BEGIN Listing

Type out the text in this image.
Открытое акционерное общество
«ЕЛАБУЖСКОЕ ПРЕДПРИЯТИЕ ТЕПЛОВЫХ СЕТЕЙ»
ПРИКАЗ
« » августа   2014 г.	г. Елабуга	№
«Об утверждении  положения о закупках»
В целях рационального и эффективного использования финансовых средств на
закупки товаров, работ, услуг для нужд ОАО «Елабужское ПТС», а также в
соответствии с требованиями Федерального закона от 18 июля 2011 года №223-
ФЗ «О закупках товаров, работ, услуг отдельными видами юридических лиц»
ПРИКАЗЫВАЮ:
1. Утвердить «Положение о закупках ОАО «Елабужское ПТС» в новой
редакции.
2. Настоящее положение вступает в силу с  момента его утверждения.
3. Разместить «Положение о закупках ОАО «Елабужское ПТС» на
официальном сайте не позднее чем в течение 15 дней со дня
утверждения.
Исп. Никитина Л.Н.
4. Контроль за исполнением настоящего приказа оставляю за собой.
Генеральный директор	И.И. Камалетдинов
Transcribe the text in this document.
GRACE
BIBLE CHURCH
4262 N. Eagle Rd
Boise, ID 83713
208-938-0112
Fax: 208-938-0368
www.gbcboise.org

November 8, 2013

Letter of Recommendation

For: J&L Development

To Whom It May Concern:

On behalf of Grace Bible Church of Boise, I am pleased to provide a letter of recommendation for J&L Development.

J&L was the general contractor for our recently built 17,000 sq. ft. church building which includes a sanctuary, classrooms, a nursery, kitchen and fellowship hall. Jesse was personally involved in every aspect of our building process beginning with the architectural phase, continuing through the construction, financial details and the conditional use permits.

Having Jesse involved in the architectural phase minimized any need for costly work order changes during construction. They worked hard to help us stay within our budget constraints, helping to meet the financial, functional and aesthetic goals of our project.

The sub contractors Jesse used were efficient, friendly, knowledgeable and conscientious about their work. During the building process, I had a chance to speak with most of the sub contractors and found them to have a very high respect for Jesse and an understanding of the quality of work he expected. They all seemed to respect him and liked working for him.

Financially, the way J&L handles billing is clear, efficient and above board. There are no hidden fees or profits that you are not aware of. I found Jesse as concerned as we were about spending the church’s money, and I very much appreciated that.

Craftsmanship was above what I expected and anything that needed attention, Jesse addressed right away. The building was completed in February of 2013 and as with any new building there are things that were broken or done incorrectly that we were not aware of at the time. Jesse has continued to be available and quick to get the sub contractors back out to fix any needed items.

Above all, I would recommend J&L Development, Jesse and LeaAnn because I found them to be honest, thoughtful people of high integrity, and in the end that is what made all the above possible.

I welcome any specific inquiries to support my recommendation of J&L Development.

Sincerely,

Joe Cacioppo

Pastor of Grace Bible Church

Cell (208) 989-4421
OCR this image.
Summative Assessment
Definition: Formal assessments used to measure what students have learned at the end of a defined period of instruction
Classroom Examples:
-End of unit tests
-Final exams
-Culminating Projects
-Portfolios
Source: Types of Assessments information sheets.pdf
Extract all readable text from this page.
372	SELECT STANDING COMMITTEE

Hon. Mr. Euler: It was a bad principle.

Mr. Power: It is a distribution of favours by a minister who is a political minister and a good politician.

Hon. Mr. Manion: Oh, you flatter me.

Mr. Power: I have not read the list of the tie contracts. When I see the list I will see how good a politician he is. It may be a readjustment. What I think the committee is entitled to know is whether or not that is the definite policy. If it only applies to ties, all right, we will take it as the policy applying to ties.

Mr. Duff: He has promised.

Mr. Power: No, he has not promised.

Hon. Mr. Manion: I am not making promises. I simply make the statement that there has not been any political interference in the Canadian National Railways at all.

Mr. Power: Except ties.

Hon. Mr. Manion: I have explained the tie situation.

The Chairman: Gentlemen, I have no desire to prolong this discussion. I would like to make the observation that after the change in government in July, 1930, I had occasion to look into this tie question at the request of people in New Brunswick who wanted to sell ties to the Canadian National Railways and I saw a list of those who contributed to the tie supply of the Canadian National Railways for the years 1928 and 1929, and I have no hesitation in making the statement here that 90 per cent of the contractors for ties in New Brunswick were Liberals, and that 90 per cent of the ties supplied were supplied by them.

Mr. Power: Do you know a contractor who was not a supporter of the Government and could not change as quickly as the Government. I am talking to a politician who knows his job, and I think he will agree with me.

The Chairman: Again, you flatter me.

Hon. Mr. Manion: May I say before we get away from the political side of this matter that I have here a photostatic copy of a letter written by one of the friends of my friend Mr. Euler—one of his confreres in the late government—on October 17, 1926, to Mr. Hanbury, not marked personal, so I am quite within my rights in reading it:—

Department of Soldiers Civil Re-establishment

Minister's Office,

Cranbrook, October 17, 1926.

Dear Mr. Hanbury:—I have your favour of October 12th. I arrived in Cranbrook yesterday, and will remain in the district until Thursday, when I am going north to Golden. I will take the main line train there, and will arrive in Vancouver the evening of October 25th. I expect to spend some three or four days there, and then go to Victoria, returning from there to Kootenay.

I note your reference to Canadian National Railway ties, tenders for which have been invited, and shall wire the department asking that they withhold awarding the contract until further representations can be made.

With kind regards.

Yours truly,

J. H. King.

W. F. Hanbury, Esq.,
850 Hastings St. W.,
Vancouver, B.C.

END Listing

Set task — Identify and copy all lines with the word "good".

Output of the task —
Mr. Power: It is a distribution of favours by a minister who is a political minister and a good politician.
Mr. Power: I have not read the list of the tie contracts. When I see the list I will see how good a politician he is. It may be a readjustment. What I think the committee is entitled to know is whether or not that is the definite policy. If it only applies to ties, all right, we will take it as the policy applying to ties.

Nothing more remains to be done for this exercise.